Task description
Transcribe the whole listing without a single picture.

Material for this exercise
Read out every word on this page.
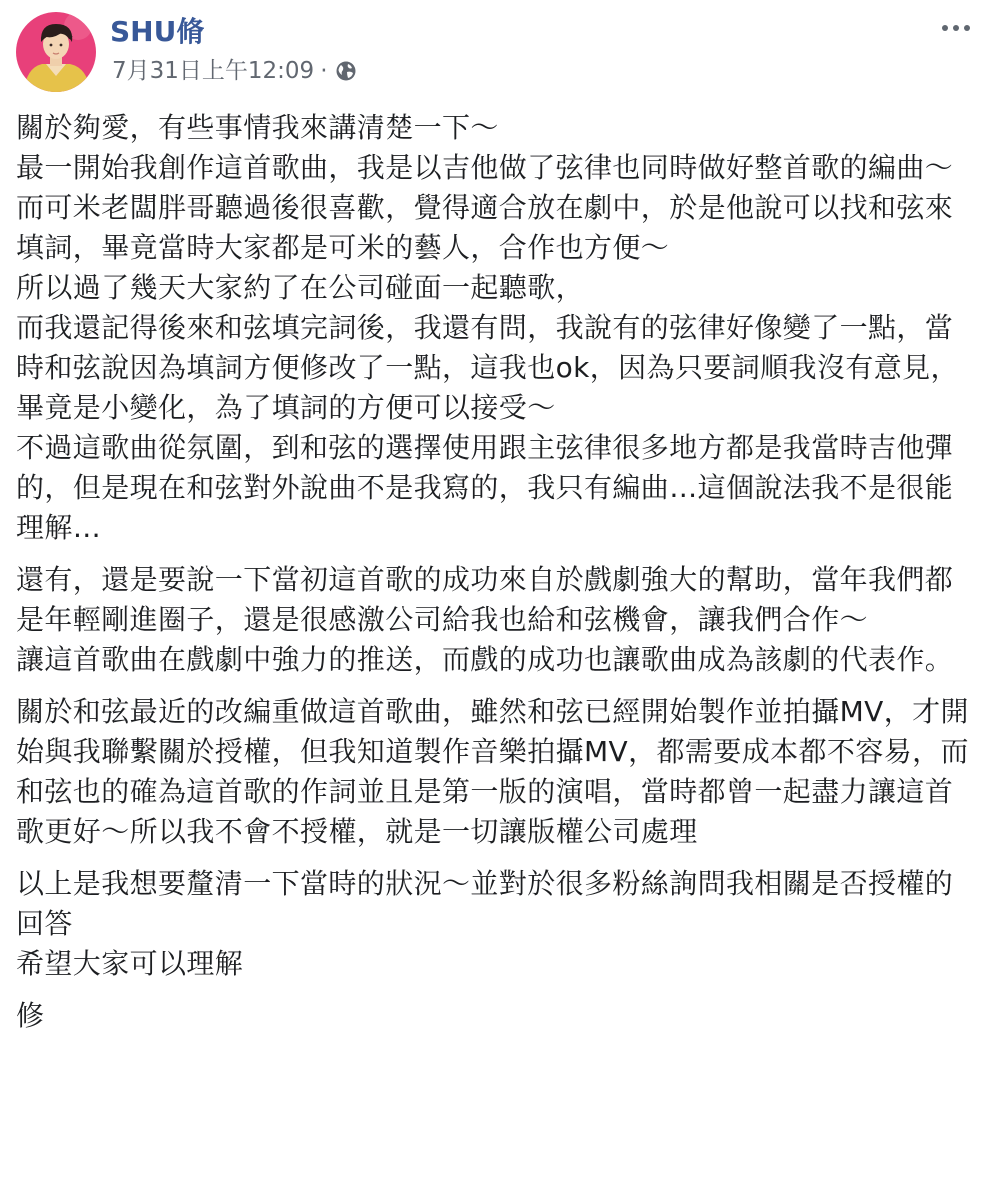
SHU脩
7月31日上午12:09 ·

關於夠愛，有些事情我來講清楚一下～
最一開始我創作這首歌曲，我是以吉他做了弦律也同時做好整首歌的編曲～
而可米老闆胖哥聽過後很喜歡，覺得適合放在劇中，於是他說可以找和弦來填詞，畢竟當時大家都是可米的藝人，合作也方便～
所以過了幾天大家約了在公司碰面一起聽歌，
而我還記得後來和弦填完詞後，我還有問，我說有的弦律好像變了一點，當時和弦說因為填詞方便修改了一點，這我也ok，因為只要詞順我沒有意見，畢竟是小變化，為了填詞的方便可以接受～
不過這歌曲從氛圍，到和弦的選擇使用跟主弦律很多地方都是我當時吉他彈的，但是現在和弦對外說曲不是我寫的，我只有編曲…這個說法我不是很能理解…

還有，還是要說一下當初這首歌的成功來自於戲劇強大的幫助，當年我們都是年輕剛進圈子，還是很感激公司給我也給和弦機會，讓我們合作～
讓這首歌曲在戲劇中強力的推送，而戲的成功也讓歌曲成為該劇的代表作。

關於和弦最近的改編重做這首歌曲，雖然和弦已經開始製作並拍攝MV，才開始與我聯繫關於授權，但我知道製作音樂拍攝MV，都需要成本都不容易，而和弦也的確為這首歌的作詞並且是第一版的演唱，當時都曾一起盡力讓這首歌更好～所以我不會不授權，就是一切讓版權公司處理

以上是我想要釐清一下當時的狀況～並對於很多粉絲詢問我相關是否授權的回答
希望大家可以理解

修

Result for this task
Read out every word on this page.
SHU脩
7月31日上午12:09 ·

關於夠愛，有些事情我來講清楚一下～
最一開始我創作這首歌曲，我是以吉他做了弦律也同時做好整首歌的編曲～
而可米老闆胖哥聽過後很喜歡，覺得適合放在劇中，於是他說可以找和弦來填詞，畢竟當時大家都是可米的藝人，合作也方便～
所以過了幾天大家約了在公司碰面一起聽歌，
而我還記得後來和弦填完詞後，我還有問，我說有的弦律好像變了一點，當時和弦說因為填詞方便修改了一點，這我也ok，因為只要詞順我沒有意見，畢竟是小變化，為了填詞的方便可以接受～
不過這歌曲從氛圍，到和弦的選擇使用跟主弦律很多地方都是我當時吉他彈的，但是現在和弦對外說曲不是我寫的，我只有編曲…這個說法我不是很能理解…

還有，還是要說一下當初這首歌的成功來自於戲劇強大的幫助，當年我們都是年輕剛進圈子，還是很感激公司給我也給和弦機會，讓我們合作～
讓這首歌曲在戲劇中強力的推送，而戲的成功也讓歌曲成為該劇的代表作。

關於和弦最近的改編重做這首歌曲，雖然和弦已經開始製作並拍攝MV，才開始與我聯繫關於授權，但我知道製作音樂拍攝MV，都需要成本都不容易，而和弦也的確為這首歌的作詞並且是第一版的演唱，當時都曾一起盡力讓這首歌更好～所以我不會不授權，就是一切讓版權公司處理

以上是我想要釐清一下當時的狀況～並對於很多粉絲詢問我相關是否授權的回答
希望大家可以理解

修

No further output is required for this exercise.